***** Study text *****
Friday, September 14, 2012

Mistatement of law means new trial

Rachel L. Pickering won in State v. Redeker, No. 106,250 (Kan. App. Sept. 7, 2012)(unpublished), obtaining a new trial in a Lyon County possession with intent prosecution.  The COA rejected a sufficiency claim regarding the aggravated possession conviction, but went on to hold that improper prosectuorial argument required a new trial:
In rebuttal, the prosecutor guided the jurors through each of the definitions of “distribute” found in the jury instruction. The prosecutor then isolated that portion of the instruction that defined “distribute” to include “any act that causes some item to be transferred from one person to another.” Noting that this definition did not state “to the next person,” the prosecutor argued:
“So, even if you don't believe the story that he told the officers that [he] intended to take it to somebody else in Council Grove, do we still have distribute? Well, by the defendant's own testimony, he purchased methamphetamine from this guy he knows as Mike from Wichita. When he purchases methamphetamine, what happens? He's involved in an act that transfers that methamphetamine from one person to another.”
The COA agreed that this was a mistatement of law--distribution requires transfer from the suspect to another person, not transfer from a distributor to the suspect.  Otherwise, there would be no person guilty of simple possession (because it's always tranferred from someone else).
***** Entries shown *****
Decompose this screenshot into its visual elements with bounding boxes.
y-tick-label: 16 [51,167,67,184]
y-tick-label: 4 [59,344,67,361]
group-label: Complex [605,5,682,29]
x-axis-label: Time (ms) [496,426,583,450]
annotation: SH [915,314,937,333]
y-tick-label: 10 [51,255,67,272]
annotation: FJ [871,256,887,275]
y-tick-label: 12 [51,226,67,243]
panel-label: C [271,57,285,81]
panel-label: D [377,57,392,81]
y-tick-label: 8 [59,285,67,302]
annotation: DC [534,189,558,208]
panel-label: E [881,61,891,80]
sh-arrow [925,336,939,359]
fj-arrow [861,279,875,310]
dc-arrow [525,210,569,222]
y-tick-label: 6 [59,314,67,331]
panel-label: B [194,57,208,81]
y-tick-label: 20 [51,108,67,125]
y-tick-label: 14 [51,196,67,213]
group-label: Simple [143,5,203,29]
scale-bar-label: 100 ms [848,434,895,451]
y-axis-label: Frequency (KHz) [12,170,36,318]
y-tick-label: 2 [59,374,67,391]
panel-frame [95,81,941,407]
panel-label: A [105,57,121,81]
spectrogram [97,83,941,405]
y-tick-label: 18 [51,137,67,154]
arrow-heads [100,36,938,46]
*****
**Problem requirements**
Extend the blog post about State v. Redeker, picking up right after its final sentence.

**Answer to the exercise**
The COA went on to consider whether to reverse.  Even though the COA held that the improper remark was not gross and flagrant and did not evince ill will, it's effect was such that a new trial was required:
The sole contested factual issue in this case was whether Redeker possessed methamphetamine with the intent to distribute it. Redeker admitted that he possessed methamphetamine and agreed that he should be convicted of its possession. The prosecutor told the jury that even if it believed the defendant—that the drugs were for his own personal use and that he lied about his intention to distribute them to someone else—distribution as defined in the instruction was complete when Redeker received the drugs from Mike. When defense counsel objected to the prosecutor's comments as a misstatement of the law, the court overruled the objection, thus bolstering this misstatement. The prosecutor again emphasized his belief that this interpretation was supported by the instruction. Granted, the trial court instructed the jury that none of the court's rulings were intended to indicate to the jury what its verdict should be, but overruling that objection would certainly tend to suggest to the jury that it could rightfully consider the prosecutor's argument that misstated the law.
We agree with Redeker that this misstatement of the law by the prosecutor in his closing argument may have been the small degree of influence necessary to affect the verdict. Given that the jury was repeatedly told that its primary task was to determine Redeker's intent in light of his admitted possession of the methamphetamine, we cannot conclude beyond a reasonable doubt that the jury would have disregarded the prosecutor's argument on what acts it could consider constituting an act to distribute the methamphetamine.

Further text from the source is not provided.